(OBJECTIVE): Show all lines from the data that include the word "JSON".

Extracts from a graphics dataset:
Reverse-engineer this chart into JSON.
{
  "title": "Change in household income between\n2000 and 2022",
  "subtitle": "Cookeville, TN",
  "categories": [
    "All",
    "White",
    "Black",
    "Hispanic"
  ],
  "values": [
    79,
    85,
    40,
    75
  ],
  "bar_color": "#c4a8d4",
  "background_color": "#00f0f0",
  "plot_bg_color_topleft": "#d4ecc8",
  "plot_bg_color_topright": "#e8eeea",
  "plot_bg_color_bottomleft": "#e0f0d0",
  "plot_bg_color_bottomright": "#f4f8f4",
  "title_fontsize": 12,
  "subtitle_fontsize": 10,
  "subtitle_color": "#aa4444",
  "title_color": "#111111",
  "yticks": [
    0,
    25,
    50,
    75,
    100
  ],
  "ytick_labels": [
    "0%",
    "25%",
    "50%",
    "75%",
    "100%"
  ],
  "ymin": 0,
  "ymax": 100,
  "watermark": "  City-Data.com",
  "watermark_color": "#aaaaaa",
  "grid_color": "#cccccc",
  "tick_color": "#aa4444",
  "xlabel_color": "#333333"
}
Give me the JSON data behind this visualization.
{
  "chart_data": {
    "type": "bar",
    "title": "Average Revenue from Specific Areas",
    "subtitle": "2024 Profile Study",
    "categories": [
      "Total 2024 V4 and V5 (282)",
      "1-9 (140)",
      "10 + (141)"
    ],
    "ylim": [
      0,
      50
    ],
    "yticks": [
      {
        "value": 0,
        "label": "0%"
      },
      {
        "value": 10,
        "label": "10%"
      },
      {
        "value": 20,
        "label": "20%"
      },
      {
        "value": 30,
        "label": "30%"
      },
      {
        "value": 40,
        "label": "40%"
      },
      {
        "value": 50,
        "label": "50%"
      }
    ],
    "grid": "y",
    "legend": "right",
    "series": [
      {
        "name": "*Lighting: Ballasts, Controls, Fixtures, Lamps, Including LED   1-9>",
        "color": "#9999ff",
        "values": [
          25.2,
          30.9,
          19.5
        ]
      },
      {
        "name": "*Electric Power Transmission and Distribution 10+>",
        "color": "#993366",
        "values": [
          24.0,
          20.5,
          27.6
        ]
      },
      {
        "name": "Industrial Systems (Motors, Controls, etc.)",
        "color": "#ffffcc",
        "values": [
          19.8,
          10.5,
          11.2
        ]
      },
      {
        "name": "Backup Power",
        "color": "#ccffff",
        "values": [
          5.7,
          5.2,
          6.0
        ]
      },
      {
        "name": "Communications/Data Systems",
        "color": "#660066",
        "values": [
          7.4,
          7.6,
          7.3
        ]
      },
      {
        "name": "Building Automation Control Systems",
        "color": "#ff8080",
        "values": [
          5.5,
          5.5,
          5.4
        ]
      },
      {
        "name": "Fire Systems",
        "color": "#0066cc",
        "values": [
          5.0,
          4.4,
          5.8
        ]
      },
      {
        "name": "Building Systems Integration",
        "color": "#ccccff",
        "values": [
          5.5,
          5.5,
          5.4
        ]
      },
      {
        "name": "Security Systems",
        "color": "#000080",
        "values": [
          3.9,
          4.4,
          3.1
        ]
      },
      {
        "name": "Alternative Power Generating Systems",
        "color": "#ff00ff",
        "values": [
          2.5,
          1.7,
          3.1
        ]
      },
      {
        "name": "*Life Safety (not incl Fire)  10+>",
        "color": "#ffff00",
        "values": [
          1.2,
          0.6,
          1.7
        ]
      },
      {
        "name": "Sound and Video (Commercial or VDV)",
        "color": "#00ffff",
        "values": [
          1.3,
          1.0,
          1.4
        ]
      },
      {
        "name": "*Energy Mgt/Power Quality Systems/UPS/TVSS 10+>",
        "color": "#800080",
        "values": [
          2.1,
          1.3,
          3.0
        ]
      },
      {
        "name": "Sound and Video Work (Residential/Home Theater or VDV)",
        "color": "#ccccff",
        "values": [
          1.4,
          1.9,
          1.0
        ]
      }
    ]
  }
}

(FINISHED ANSWER):
Reverse-engineer this chart into JSON.
Give me the JSON data behind this visualization.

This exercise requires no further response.